-- Begin Dataset rows --
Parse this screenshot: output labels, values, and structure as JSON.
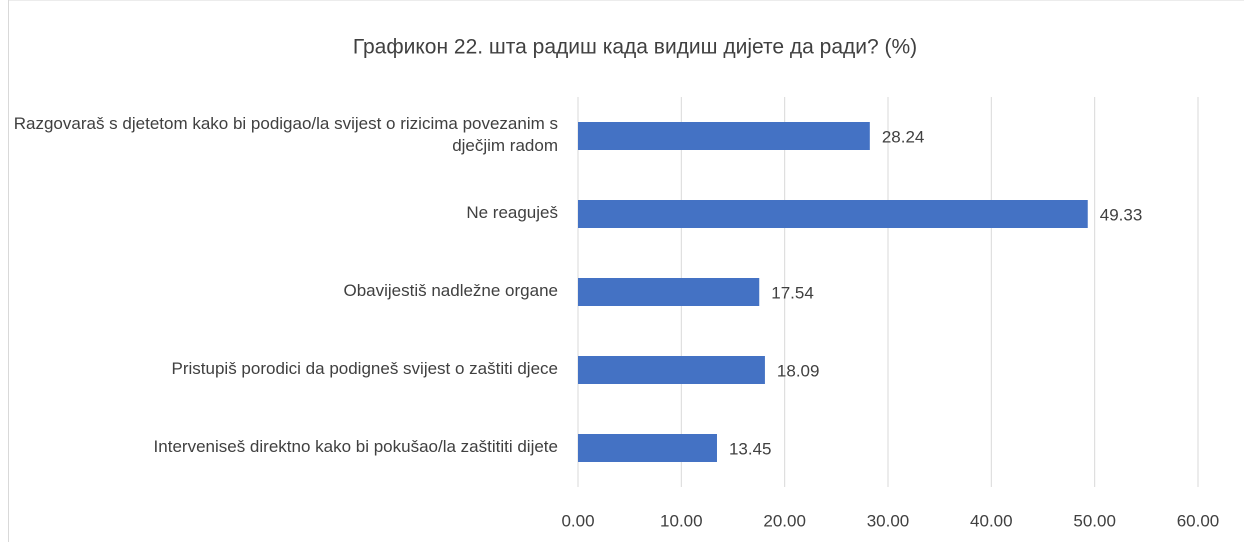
{
  "chart_data": {
    "type": "bar",
    "orientation": "horizontal",
    "title": "Графикон 22. шта радиш када видиш дијете да ради? (%)",
    "categories": [
      "Razgovaraš s djetetom kako bi podigao/la svijest o rizicima povezanim s dječjim radom",
      "Ne reaguješ",
      "Obavijestiš nadležne organe",
      "Pristupiš porodici da podigneš svijest o zaštiti djece",
      "Interveniseš direktno kako bi pokušao/la zaštititi dijete"
    ],
    "values": [
      28.24,
      49.33,
      17.54,
      18.09,
      13.45
    ],
    "color": "#4472c4",
    "xlim": [
      0,
      60
    ],
    "xticks": [
      {
        "value": 0,
        "label": "0.00"
      },
      {
        "value": 10,
        "label": "10.00"
      },
      {
        "value": 20,
        "label": "20.00"
      },
      {
        "value": 30,
        "label": "30.00"
      },
      {
        "value": 40,
        "label": "40.00"
      },
      {
        "value": 50,
        "label": "50.00"
      },
      {
        "value": 60,
        "label": "60.00"
      }
    ],
    "grid": true
  }
}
-- End Dataset rows --
▸ Instruction: Copy out every line from the data above that has "kako" in it.

▸ Expected answer:
      "Razgovaraš s djetetom kako bi podigao/la svijest o rizicima povezanim s dječjim radom",
      "Interveniseš direktno kako bi pokušao/la zaštititi dijete"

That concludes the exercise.